____ DATA PROVIDED
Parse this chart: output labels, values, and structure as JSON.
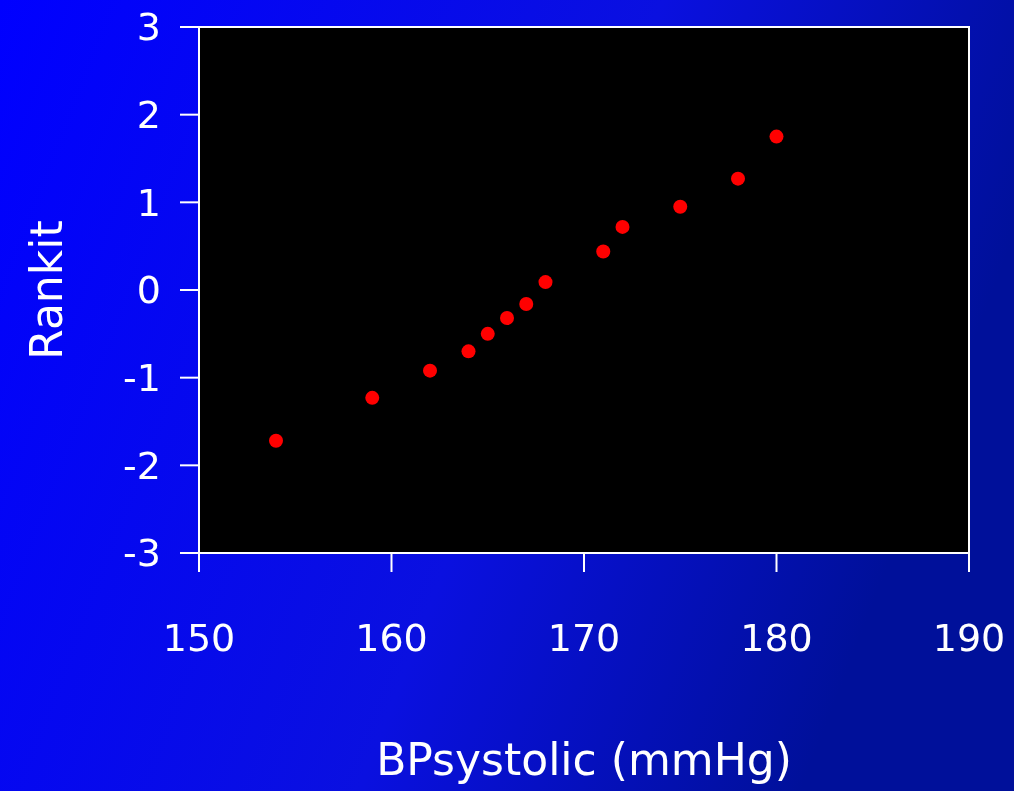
{
  "chart_data": {
    "type": "scatter",
    "xlabel": "BPsystolic (mmHg)",
    "ylabel": "Rankit",
    "x": [
      154,
      159,
      162,
      164,
      165,
      166,
      167,
      168,
      171,
      172,
      175,
      178,
      180
    ],
    "values": [
      -1.72,
      -1.23,
      -0.92,
      -0.7,
      -0.5,
      -0.32,
      -0.16,
      0.09,
      0.44,
      0.72,
      0.95,
      1.27,
      1.75
    ],
    "color": "#ff0000",
    "marker": "circle",
    "xlim": [
      150,
      190
    ],
    "xticks": [
      150,
      160,
      170,
      180,
      190
    ],
    "ylim": [
      -3,
      3
    ],
    "yticks": [
      -3,
      -2,
      -1,
      0,
      1,
      2,
      3
    ]
  }
}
________
• [STATED EXERCISE]: Search the data for "values" and list every line in which it occurs.

• [REPLY TO THE TASK]:
Parse this chart: output labels, values, and structure as JSON.
    "values": [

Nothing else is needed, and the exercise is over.